# Goal of the exercise
Transcribe the whole listing without a single picture.

# Source records
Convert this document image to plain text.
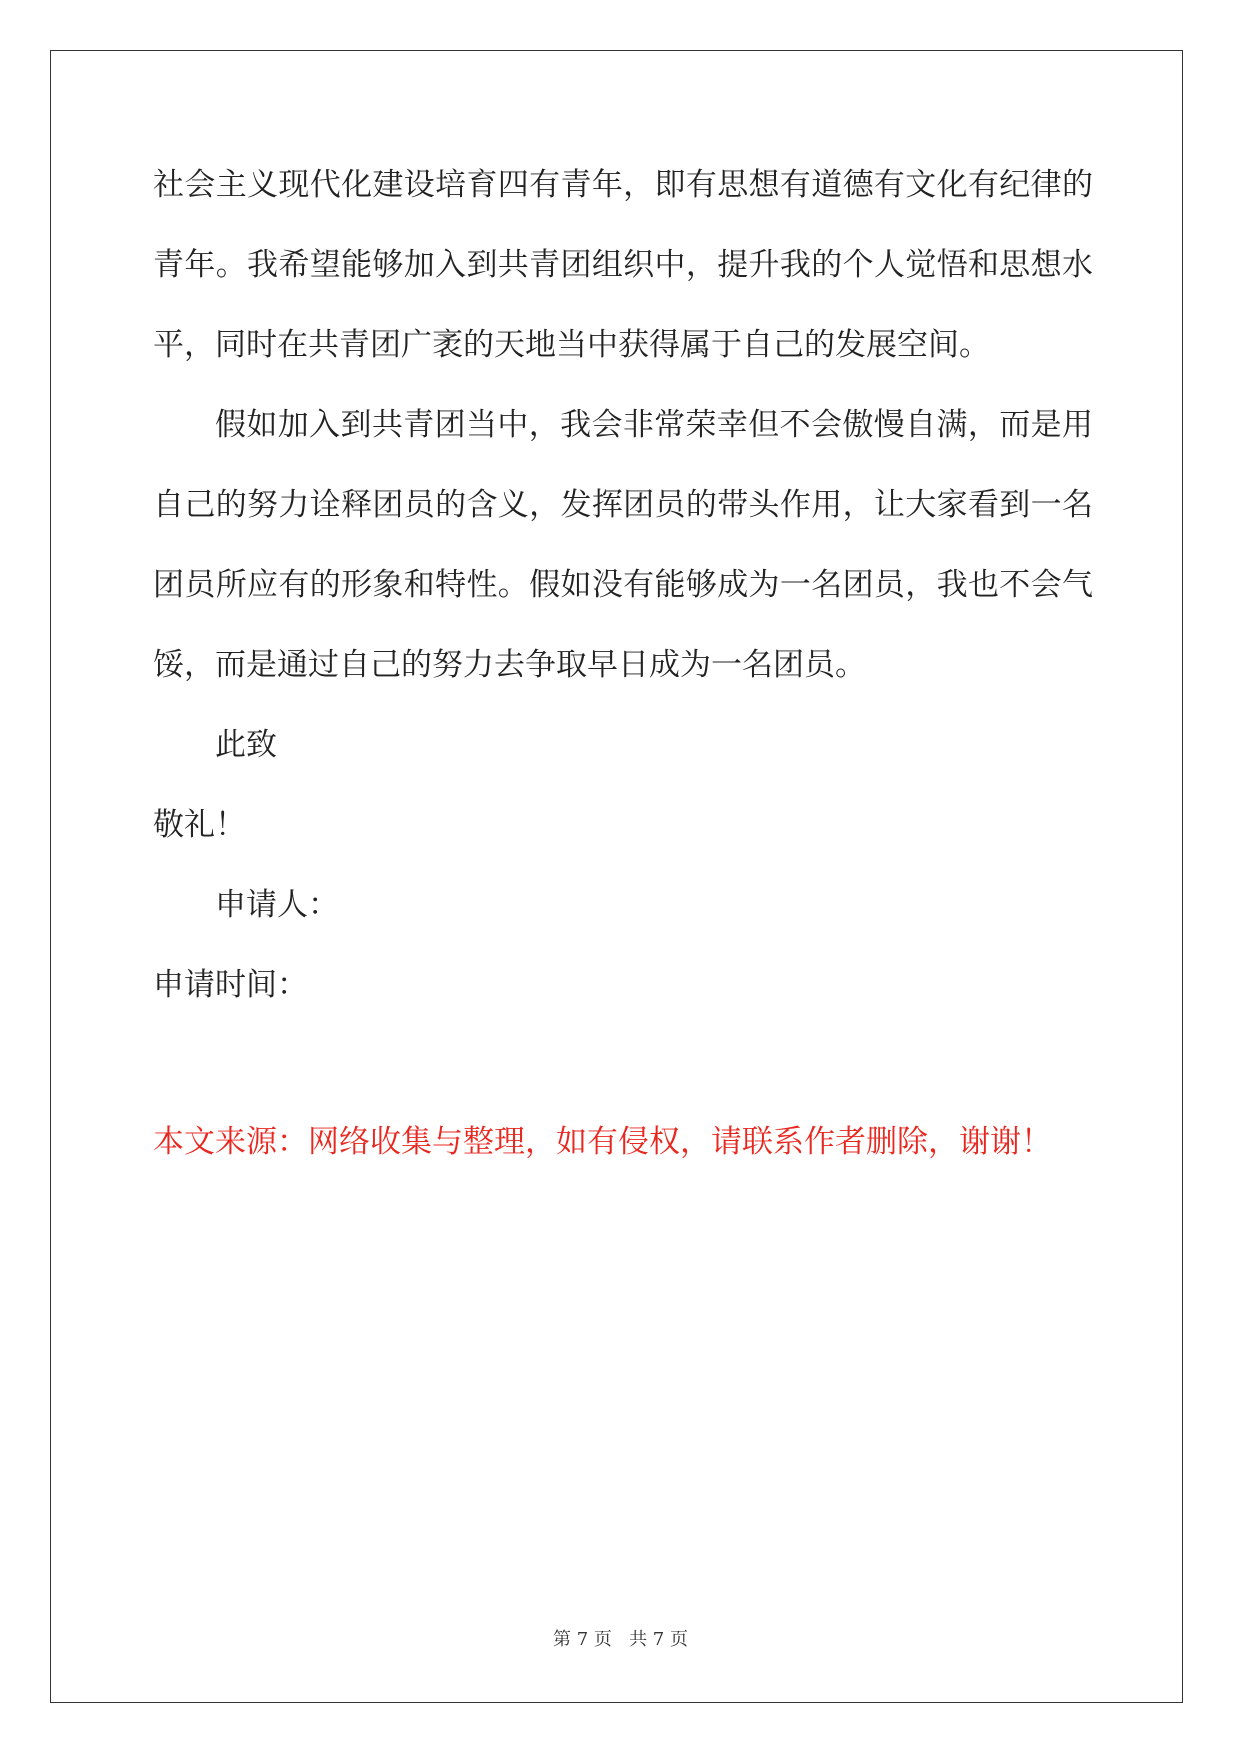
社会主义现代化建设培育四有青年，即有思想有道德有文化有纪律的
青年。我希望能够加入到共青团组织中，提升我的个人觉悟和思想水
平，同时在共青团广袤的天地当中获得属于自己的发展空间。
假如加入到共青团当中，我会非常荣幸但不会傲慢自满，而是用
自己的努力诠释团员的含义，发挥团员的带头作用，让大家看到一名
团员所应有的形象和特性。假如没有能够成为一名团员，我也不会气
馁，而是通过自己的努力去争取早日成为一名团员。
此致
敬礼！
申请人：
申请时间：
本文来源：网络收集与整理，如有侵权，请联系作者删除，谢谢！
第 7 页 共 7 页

# Complete output
Convert this document image to plain text.
社会主义现代化建设培育四有青年，即有思想有道德有文化有纪律的
青年。我希望能够加入到共青团组织中，提升我的个人觉悟和思想水
平，同时在共青团广袤的天地当中获得属于自己的发展空间。
假如加入到共青团当中，我会非常荣幸但不会傲慢自满，而是用
自己的努力诠释团员的含义，发挥团员的带头作用，让大家看到一名
团员所应有的形象和特性。假如没有能够成为一名团员，我也不会气
馁，而是通过自己的努力去争取早日成为一名团员。
此致
敬礼！
申请人：
申请时间：
本文来源：网络收集与整理，如有侵权，请联系作者删除，谢谢！
第 7 页 共 7 页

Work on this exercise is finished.